No primeiro quadrimestre de 2025, o Núcleo de Enfrentamento ao Racismo (NER) promoveu uma série de iniciativas que reforçam o compromisso institucional no combate à discriminação racial. Desde reuniões estratégicas com movimentos sociais até a publicação de diretrizes para escolas, o núcleo consolidou mudanças estruturais e ampliou o diálogo com a sociedade civil.
A atuação este ano começou em 9 de janeiro, quando a coordenação do NER se reuniu com representantes do Movimento Negro para discutir demandas urgentes. O encontro marcou a abertura de um canal permanente de escuta, essencial para orientar as ações do núcleo.
No dia 20 de fevereiro, inciou-se a uma transformação interna. Decidiu-se pela alteração da composição e coordenação do núcleo, que passou a se chamar oficialmente Núcleo de Enfrentamento ao Racismo do MPPE, substituindo a nomenclatura GT Racismo. A mudança, formalizada por portaria em 11 de março, reflete a transição de um grupo de trabalho temporário para um núcleo permanente, com maior capilaridade institucional. A mesma portaria designou o Promotor de Justiça Higor de Alexandre Alves de Araújo como coordenador e a Promotora de Justiça Maísa Silva Melo de Oliveira como coordenadora adjunta.

◆ Material fornecido ◆
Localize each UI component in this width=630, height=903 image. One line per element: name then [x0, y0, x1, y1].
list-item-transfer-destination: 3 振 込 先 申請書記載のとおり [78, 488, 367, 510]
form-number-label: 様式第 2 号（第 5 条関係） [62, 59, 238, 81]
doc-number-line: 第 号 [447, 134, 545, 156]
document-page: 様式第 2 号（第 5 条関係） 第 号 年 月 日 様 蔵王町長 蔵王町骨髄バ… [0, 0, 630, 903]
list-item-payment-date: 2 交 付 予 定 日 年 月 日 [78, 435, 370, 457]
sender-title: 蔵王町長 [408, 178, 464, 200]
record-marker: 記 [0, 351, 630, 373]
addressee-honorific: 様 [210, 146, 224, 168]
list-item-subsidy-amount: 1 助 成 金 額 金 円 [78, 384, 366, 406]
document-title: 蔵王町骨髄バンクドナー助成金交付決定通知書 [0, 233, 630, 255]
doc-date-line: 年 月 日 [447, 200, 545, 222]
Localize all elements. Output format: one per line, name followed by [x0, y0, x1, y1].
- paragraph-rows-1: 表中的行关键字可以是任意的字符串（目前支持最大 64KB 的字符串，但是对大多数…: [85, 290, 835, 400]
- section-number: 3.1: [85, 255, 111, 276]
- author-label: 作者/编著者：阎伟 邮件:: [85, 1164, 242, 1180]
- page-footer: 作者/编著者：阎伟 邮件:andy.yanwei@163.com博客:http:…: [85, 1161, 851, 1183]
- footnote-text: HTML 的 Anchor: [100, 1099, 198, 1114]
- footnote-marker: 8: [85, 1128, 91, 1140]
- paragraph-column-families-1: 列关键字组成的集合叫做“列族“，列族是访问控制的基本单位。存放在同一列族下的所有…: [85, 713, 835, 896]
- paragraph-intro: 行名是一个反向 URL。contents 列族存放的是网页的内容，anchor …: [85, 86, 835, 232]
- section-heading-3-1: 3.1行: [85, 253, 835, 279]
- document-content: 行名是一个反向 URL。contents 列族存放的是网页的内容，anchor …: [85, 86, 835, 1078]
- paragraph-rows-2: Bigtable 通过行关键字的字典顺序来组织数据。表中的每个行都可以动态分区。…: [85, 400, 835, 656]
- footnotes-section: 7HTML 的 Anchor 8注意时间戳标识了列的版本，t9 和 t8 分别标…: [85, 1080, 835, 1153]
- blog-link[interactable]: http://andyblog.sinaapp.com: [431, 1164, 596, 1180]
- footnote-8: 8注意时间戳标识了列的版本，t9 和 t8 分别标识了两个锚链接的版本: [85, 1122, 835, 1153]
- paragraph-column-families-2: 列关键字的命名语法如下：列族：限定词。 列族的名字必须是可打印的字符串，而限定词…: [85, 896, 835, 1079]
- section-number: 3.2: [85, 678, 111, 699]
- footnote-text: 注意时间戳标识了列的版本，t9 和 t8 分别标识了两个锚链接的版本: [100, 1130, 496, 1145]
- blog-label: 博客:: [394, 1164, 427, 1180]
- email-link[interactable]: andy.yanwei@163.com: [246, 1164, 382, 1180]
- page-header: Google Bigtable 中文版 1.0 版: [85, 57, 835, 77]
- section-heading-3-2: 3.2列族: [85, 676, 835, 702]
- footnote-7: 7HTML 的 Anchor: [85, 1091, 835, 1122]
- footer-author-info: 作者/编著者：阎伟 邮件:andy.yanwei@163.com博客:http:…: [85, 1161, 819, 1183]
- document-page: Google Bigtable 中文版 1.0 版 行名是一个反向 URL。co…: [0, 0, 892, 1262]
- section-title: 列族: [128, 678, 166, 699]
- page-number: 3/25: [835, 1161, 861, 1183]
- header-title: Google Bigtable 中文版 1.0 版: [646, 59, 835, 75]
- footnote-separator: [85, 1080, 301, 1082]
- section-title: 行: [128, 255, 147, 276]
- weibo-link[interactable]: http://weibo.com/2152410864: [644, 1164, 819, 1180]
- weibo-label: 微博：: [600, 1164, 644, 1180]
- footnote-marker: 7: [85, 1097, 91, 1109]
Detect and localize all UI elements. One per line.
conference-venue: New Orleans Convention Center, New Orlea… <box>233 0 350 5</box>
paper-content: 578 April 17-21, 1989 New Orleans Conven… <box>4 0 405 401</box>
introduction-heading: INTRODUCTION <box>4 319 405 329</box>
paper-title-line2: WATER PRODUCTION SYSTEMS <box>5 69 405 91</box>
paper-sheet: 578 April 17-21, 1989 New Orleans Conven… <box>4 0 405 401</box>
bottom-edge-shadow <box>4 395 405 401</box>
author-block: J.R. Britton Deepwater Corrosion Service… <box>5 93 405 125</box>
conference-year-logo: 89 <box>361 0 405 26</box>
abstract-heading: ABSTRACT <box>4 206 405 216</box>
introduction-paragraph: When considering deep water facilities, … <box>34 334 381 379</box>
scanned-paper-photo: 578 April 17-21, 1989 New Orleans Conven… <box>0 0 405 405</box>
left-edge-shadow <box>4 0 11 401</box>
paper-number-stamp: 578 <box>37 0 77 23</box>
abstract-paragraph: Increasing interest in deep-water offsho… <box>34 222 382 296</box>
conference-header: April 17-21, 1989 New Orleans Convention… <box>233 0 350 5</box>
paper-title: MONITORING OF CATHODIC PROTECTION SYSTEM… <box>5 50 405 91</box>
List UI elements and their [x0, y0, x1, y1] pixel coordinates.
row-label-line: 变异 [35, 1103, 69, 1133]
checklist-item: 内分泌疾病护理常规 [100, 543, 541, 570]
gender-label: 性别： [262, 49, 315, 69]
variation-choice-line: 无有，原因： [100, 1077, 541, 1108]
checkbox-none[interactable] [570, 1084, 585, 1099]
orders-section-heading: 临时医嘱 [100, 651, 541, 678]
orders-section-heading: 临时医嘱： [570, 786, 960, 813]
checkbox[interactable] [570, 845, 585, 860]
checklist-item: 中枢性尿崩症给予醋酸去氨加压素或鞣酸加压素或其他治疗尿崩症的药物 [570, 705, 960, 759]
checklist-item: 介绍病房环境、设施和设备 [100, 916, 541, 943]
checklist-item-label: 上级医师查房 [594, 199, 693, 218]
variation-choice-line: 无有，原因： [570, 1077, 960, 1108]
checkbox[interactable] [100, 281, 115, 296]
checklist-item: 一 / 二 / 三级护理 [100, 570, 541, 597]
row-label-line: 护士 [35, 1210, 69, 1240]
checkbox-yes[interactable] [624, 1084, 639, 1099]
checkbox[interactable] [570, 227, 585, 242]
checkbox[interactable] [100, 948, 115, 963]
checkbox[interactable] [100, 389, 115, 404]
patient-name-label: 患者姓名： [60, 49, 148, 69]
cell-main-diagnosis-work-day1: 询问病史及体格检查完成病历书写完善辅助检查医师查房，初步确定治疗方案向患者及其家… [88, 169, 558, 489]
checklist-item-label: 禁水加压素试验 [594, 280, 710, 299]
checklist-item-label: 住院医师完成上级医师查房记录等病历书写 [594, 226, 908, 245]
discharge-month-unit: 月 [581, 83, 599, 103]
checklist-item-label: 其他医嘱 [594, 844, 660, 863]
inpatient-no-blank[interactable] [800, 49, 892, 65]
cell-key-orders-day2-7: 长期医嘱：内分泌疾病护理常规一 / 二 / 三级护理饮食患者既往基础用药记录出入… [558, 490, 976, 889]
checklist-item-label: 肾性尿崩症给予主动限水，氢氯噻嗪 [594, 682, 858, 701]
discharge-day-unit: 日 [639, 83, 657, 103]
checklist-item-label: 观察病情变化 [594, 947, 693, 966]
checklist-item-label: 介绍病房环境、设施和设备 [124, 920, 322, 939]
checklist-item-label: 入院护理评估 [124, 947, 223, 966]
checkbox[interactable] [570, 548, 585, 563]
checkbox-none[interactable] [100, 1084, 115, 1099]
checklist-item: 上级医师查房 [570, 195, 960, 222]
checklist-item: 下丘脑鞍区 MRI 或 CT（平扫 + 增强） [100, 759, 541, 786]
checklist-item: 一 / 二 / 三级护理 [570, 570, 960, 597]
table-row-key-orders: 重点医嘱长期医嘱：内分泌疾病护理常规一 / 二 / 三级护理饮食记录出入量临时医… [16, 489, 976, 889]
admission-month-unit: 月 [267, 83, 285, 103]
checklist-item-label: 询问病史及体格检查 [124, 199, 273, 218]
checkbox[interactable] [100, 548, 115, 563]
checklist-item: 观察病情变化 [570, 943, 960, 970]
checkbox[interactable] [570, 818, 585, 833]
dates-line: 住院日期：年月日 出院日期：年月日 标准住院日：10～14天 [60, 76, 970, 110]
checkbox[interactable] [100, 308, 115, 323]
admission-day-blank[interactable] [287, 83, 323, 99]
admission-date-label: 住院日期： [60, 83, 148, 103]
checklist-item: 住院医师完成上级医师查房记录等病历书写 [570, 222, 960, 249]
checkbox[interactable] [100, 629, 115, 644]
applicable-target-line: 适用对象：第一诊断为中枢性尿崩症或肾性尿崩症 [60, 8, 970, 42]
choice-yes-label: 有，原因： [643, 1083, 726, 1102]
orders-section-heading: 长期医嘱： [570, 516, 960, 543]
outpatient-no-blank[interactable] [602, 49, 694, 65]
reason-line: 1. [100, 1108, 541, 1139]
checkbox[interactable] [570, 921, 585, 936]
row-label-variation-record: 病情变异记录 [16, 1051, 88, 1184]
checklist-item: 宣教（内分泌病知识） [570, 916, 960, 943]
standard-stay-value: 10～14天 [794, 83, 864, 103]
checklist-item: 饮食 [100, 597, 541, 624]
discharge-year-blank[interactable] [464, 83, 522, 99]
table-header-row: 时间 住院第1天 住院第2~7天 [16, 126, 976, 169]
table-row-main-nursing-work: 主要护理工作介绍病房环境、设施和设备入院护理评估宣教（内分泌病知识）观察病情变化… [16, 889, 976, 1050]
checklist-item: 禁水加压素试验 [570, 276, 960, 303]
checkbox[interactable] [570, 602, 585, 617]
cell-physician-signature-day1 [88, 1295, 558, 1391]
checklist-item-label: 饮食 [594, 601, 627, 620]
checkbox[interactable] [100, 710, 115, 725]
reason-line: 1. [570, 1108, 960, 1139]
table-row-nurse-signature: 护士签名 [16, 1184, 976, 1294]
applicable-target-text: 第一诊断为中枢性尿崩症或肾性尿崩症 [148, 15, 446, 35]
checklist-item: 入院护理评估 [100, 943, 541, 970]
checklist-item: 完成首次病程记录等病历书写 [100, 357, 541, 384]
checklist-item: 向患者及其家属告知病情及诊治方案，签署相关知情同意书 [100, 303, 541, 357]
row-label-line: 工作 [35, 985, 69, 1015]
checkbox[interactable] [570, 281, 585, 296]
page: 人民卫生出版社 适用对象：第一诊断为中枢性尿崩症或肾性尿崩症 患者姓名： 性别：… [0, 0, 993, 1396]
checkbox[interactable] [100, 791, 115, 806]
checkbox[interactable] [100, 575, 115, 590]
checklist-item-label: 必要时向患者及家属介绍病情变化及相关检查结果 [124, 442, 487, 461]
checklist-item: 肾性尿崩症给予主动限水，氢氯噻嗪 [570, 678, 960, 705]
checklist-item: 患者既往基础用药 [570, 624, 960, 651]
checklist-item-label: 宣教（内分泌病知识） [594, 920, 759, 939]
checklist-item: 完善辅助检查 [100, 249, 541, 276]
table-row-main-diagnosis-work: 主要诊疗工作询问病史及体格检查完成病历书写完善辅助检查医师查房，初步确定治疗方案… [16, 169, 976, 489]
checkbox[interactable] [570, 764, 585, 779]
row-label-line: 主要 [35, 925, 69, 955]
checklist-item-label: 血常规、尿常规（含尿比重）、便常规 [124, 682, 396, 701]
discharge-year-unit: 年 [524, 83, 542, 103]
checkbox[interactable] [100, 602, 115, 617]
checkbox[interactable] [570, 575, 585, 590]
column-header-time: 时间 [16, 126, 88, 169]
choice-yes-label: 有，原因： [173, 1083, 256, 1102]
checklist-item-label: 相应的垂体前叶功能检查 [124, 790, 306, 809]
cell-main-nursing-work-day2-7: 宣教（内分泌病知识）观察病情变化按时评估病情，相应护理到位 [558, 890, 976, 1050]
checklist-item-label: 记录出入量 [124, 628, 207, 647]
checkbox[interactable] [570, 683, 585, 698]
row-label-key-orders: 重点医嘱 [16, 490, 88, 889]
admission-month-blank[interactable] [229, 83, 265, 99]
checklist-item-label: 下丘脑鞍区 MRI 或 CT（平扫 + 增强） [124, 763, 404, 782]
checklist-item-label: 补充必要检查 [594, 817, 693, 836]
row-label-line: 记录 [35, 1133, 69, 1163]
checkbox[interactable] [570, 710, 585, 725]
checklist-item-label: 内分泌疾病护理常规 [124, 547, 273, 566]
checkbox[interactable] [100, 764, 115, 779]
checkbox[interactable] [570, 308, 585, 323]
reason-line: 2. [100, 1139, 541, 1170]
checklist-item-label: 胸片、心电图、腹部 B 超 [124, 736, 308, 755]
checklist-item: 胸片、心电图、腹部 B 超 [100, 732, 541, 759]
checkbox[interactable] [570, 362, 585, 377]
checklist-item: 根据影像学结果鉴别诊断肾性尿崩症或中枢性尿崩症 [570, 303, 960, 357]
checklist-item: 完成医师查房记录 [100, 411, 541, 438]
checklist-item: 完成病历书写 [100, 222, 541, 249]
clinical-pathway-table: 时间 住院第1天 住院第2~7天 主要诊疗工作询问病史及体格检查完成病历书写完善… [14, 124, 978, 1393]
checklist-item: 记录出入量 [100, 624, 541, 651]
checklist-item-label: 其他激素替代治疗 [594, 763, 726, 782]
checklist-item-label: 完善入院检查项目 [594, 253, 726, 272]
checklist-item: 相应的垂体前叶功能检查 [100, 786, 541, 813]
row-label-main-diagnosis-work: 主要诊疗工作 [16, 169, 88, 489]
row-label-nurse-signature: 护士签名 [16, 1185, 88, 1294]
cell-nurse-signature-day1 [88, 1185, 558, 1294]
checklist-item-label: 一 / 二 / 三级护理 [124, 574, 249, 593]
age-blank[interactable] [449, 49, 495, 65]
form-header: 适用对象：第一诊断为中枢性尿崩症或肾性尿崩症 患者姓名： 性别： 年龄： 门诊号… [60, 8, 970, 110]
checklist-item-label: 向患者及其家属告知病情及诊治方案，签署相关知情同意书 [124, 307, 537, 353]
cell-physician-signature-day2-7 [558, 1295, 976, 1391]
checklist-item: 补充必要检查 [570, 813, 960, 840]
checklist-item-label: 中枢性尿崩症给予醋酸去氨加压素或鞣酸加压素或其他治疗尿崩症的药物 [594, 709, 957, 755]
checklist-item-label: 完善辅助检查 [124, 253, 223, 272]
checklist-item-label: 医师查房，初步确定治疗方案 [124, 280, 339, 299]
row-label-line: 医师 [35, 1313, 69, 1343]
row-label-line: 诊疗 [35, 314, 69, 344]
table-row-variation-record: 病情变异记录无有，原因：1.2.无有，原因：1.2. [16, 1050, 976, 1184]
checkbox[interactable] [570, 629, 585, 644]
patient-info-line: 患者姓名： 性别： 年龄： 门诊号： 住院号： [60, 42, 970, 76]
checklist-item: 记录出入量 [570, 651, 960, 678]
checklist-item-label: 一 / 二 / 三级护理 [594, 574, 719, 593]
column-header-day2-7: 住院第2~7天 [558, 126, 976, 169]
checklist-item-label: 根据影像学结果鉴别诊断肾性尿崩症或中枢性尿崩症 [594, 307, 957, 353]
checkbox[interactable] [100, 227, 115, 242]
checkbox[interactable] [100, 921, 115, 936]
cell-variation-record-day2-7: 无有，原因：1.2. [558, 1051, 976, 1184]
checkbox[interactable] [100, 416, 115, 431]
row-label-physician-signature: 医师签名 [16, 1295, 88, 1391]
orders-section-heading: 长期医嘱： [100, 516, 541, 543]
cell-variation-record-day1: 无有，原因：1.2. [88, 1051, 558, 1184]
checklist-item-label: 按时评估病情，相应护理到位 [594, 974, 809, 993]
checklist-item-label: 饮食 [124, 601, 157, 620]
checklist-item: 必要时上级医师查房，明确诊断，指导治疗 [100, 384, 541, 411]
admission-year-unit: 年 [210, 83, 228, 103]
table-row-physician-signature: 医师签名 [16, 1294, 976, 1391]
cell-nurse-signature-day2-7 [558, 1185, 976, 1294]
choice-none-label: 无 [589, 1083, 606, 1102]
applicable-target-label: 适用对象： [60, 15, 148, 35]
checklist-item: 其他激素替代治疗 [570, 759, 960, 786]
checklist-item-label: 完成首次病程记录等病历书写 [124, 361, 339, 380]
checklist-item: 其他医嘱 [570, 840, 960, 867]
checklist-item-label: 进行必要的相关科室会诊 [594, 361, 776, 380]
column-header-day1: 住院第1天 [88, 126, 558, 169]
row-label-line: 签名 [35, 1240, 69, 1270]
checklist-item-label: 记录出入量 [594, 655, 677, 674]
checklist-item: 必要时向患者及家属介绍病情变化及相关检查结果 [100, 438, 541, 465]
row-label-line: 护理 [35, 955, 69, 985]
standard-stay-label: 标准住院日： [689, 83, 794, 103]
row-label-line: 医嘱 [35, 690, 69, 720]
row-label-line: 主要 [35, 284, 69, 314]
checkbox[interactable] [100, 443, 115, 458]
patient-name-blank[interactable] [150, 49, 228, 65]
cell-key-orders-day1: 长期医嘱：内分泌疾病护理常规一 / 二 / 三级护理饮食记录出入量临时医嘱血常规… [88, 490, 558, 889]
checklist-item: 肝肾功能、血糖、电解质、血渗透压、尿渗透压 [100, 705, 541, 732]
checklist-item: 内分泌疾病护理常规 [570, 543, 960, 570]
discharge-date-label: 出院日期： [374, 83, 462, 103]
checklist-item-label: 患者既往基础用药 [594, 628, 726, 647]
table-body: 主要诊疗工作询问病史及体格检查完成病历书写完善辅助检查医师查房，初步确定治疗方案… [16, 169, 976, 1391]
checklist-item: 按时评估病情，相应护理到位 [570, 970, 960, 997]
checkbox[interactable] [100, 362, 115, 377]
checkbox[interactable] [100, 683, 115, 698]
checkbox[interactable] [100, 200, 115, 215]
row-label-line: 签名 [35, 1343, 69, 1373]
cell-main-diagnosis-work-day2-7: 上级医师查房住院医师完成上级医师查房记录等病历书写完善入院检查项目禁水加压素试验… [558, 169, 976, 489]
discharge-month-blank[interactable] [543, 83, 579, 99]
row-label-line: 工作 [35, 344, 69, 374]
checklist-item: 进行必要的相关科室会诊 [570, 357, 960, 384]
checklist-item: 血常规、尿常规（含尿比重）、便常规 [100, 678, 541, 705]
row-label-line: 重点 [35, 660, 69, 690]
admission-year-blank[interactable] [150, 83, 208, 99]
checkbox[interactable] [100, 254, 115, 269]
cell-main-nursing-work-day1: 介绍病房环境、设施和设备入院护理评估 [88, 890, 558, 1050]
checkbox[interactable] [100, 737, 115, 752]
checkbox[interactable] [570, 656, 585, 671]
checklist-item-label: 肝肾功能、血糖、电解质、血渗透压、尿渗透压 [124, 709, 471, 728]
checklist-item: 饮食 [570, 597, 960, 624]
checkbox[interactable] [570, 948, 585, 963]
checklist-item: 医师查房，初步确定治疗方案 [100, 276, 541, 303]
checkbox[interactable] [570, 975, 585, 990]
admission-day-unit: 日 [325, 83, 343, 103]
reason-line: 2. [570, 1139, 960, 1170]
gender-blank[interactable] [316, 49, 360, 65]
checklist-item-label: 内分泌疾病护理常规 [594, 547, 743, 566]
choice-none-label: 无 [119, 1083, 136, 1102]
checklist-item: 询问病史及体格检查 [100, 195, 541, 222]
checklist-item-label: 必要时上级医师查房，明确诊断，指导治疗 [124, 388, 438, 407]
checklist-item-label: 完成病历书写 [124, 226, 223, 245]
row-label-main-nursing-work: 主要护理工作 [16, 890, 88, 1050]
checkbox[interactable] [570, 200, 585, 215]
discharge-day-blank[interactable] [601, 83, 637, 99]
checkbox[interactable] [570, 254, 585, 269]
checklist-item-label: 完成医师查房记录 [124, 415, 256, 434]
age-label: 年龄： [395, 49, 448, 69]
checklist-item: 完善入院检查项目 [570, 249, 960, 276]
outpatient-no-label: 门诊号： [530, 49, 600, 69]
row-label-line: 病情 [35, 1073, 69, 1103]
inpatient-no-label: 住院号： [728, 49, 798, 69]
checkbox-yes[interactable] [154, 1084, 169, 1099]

◆ Questão A ◆
Altere o texto para análise em todo o trecho que vai de "A atuação este" até "ações do núcleo.", substituindo "canal permanente de escuta" por "canal contínuo de escuta", e reproduza o trecho completo com essa troca.
◆ Questão B ◆
Responda às perguntas a seguir com base no texto para análise.
(i) Em que data a coordenação do NER se reuniu com representantes do Movimento Negro?
(ii) Qual nomenclatura foi substituída pelo novo nome oficial do núcleo?
(iii) Quem a portaria designou como coordenadora adjunta?
◆ Questão C ◆
Relacione todas as datas, com dia e mês, mencionadas no texto para análise.
Utilize exclusivamente o texto para análise como fonte.

◆ Resultado do exercício A ◆
A atuação este ano começou em 9 de janeiro, quando a coordenação do NER se reuniu com representantes do Movimento Negro para discutir demandas urgentes. O encontro marcou a abertura de um canal contínuo de escuta, essencial para orientar as ações do núcleo.

◆ Resultado do exercício B ◆
(i) Em 9 de janeiro.
(ii) A nomenclatura GT Racismo.
(iii) A Promotora de Justiça Maísa Silva Melo de Oliveira.

◆ Resultado do exercício C ◆
9 de janeiro
20 de fevereiro
11 de março